◆ Dataset entries:
begin

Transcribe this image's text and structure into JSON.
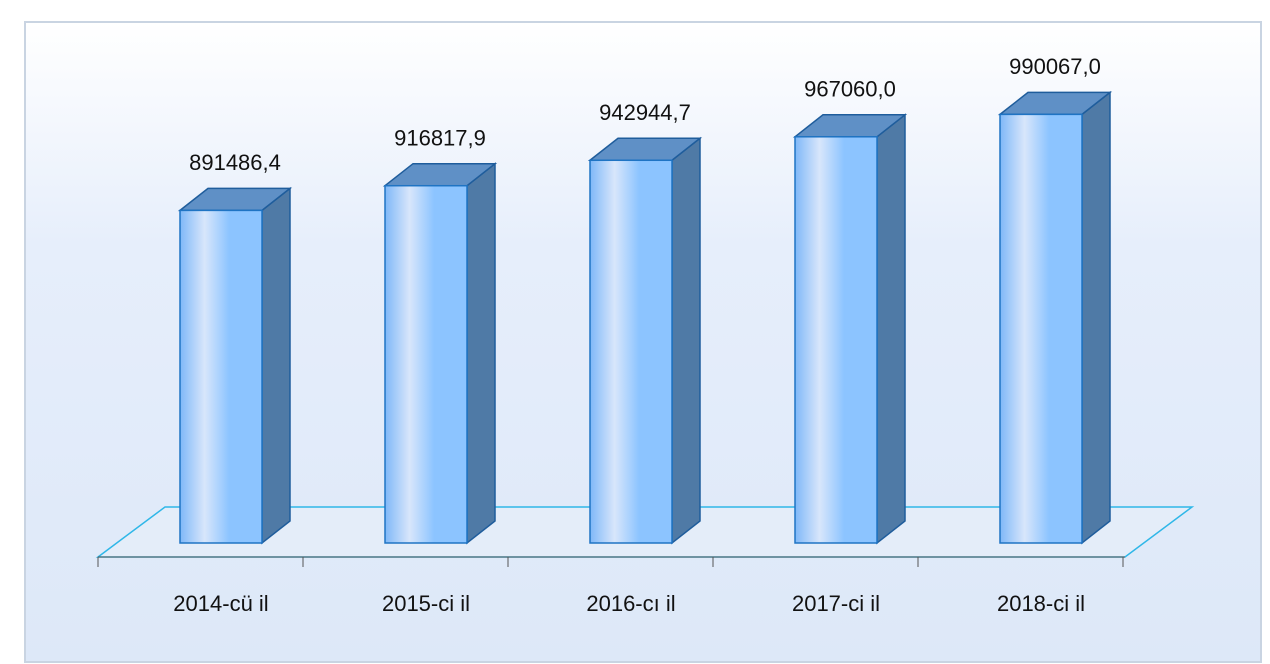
{
  "chart_data": {
    "type": "bar3d",
    "categories": [
      "2014-cü il",
      "2015-ci il",
      "2016-cı il",
      "2017-ci il",
      "2018-ci il"
    ],
    "values": [
      891486.4,
      916817.9,
      942944.7,
      967060.0,
      990067.0
    ],
    "value_labels": [
      "891486,4",
      "916817,9",
      "942944,7",
      "967060,0",
      "990067,0"
    ],
    "color": "#8cc4ff",
    "ylim": [
      550000,
      1050000
    ]
  }
}
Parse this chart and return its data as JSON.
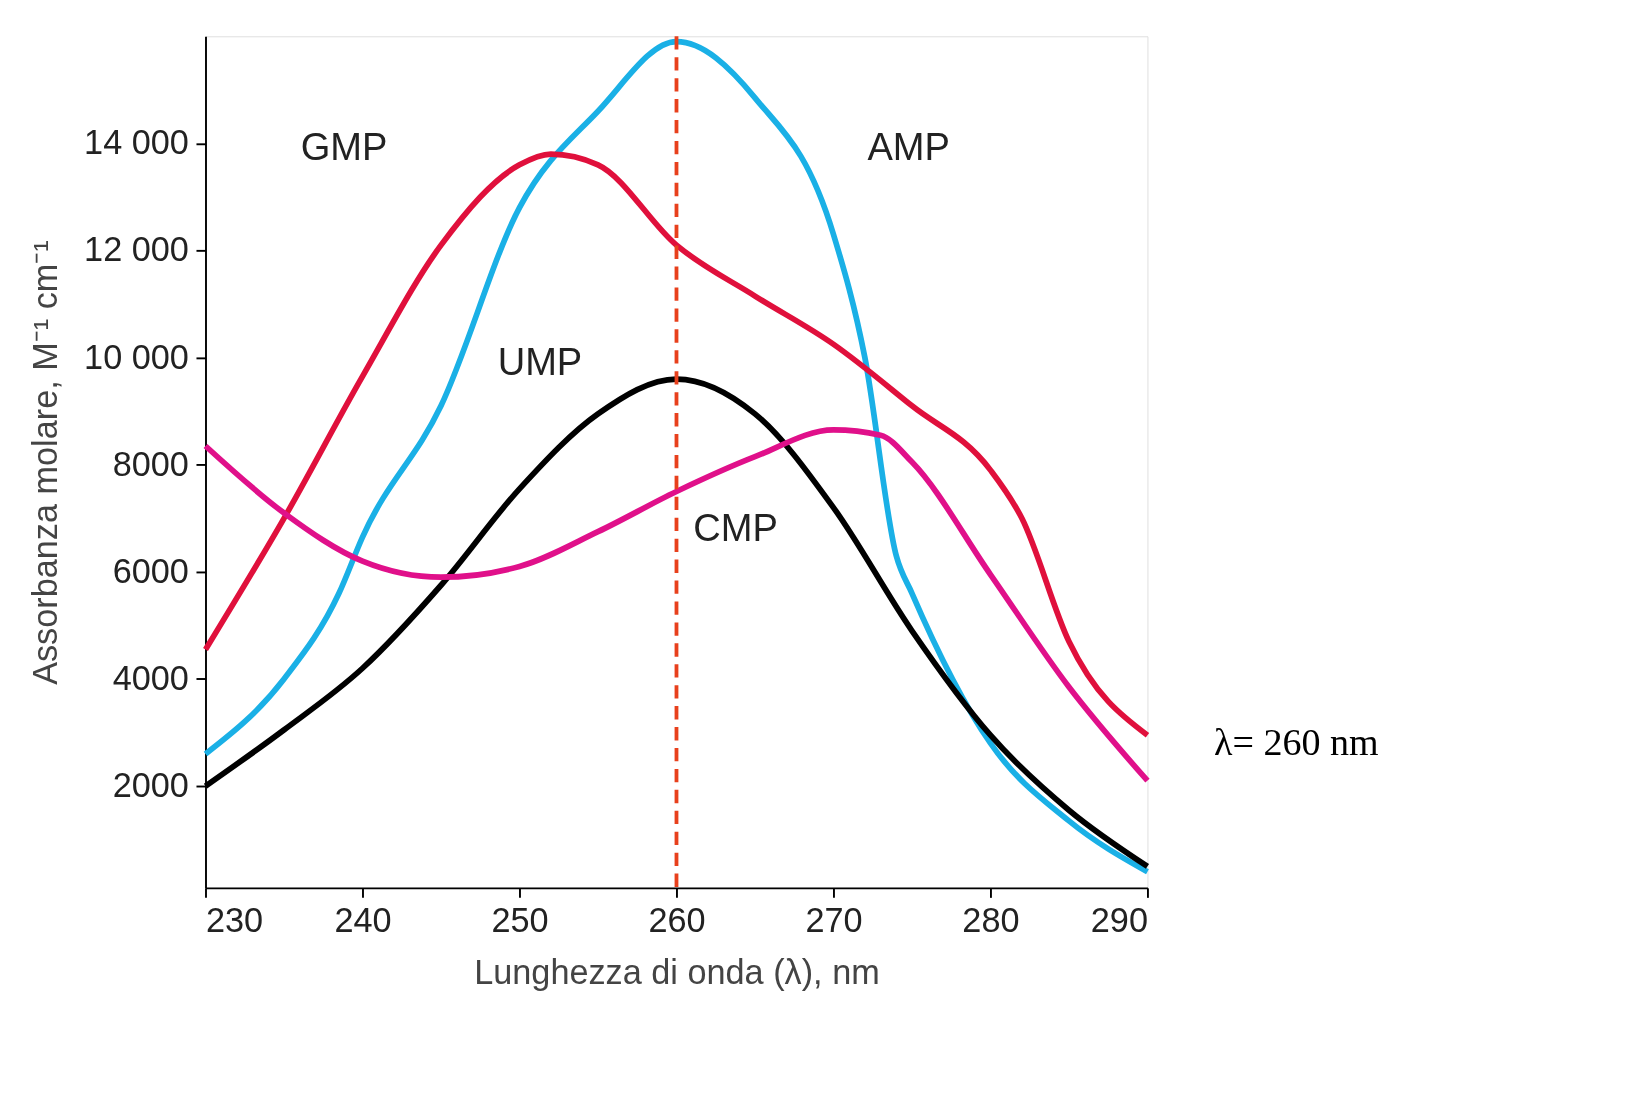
{
  "chart_data": {
    "type": "line",
    "xlabel": "Lunghezza di onda (λ), nm",
    "ylabel": "Assorbanza molare, M⁻¹ cm⁻¹",
    "x": [
      230,
      235,
      240,
      245,
      250,
      255,
      260,
      265,
      270,
      275,
      280,
      285,
      290
    ],
    "series": [
      {
        "name": "AMP",
        "color": "#1ab0e6",
        "x": [
          230,
          235,
          238.5,
          240,
          245,
          250,
          255,
          260,
          265,
          270,
          272,
          274,
          275,
          280,
          285,
          290
        ],
        "values": [
          2600,
          4000,
          5600,
          6650,
          9100,
          12800,
          14600,
          15900,
          14850,
          12300,
          10000,
          6300,
          5600,
          2800,
          1350,
          400
        ]
      },
      {
        "name": "GMP",
        "color": "#e0103c",
        "x": [
          230,
          235,
          240,
          245,
          250,
          252,
          255,
          260,
          265,
          270,
          275,
          280,
          282,
          285,
          290
        ],
        "values": [
          4550,
          7000,
          9650,
          12100,
          13600,
          13800,
          13600,
          12100,
          11150,
          10250,
          9100,
          7900,
          7000,
          4700,
          2950
        ]
      },
      {
        "name": "UMP",
        "color": "#000000",
        "values": [
          2000,
          3050,
          4200,
          5750,
          7550,
          8950,
          9600,
          8950,
          7200,
          4900,
          2950,
          1550,
          500
        ]
      },
      {
        "name": "CMP",
        "color": "#e0108a",
        "x": [
          230,
          235,
          240,
          245,
          250,
          255,
          260,
          265,
          270,
          273,
          275,
          280,
          285,
          290
        ],
        "values": [
          8350,
          7100,
          6200,
          5900,
          6100,
          6750,
          7500,
          8150,
          8650,
          8550,
          8050,
          5950,
          3850,
          2100
        ]
      }
    ],
    "xlim": [
      230,
      290
    ],
    "xticks": [
      230,
      240,
      250,
      260,
      270,
      280,
      290
    ],
    "ylim": [
      100,
      16000
    ],
    "yticks": [
      2000,
      4000,
      6000,
      8000,
      {
        "value": 10000,
        "label": "10 000"
      },
      {
        "value": 12000,
        "label": "12 000"
      },
      {
        "value": 14000,
        "label": "14 000"
      }
    ],
    "ref_lines": [
      {
        "axis": "x",
        "value": 260,
        "color": "#e8401c",
        "line_style": "dashed"
      }
    ],
    "annotations": [
      "λ= 260 nm"
    ],
    "grid": false,
    "legend": false,
    "line_style": "solid",
    "marker": "none"
  }
}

end

◆ Problem to solve:
Exactly how many lines of the material contain the word "color"? Write the number alone.

◆ Task result:
6